### DATA FOR PROCESSING
────────────────────

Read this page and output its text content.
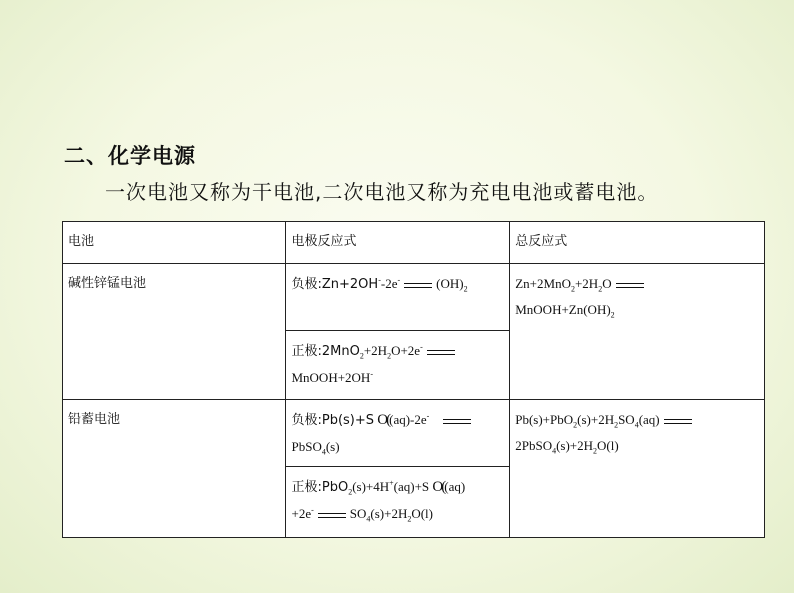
二、化学电源
一次电池又称为干电池,二次电池又称为充电电池或蓄电池。
电池	电极反应式	总反应式
碱性锌锰电池	负极:Zn+2OH--2e- $(OH)_2$	$Zn+2MnO_2+2H_2O$
$MnOOH+Zn(OH)_2$
	正极$:2MnO_2+2H_2O+2e^-$
MnOOH+2OH-
铅蓄电池	负极:Pb(s)+S O((aq)-2e-
PbSO$_4$(s)	$Pb(s)+PbO_2(s)+2H_2SO_4(aq)$
$2PbSO_4(s)+2H_2O(l)$
	正极:PbO$_2$(s)+4H+(aq)+S O((aq)
+2e- $SO_4(s)+2H_2O(l)$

────────────────────

### TASK OBJECTIVE
Each entry above should be reproduced exactly, with the pictures removed.

### SOLUTION TO THE PROBLEM
Read this page and output its text content.
二、化学电源
一次电池又称为干电池,二次电池又称为充电电池或蓄电池。
电池	电极反应式	总反应式
碱性锌锰电池	负极:Zn+2OH--2e- $(OH)_2$	$Zn+2MnO_2+2H_2O$
$MnOOH+Zn(OH)_2$
	正极$:2MnO_2+2H_2O+2e^-$
MnOOH+2OH-
铅蓄电池	负极:Pb(s)+S O((aq)-2e-
PbSO$_4$(s)	$Pb(s)+PbO_2(s)+2H_2SO_4(aq)$
$2PbSO_4(s)+2H_2O(l)$
	正极:PbO$_2$(s)+4H+(aq)+S O((aq)
+2e- $SO_4(s)+2H_2O(l)$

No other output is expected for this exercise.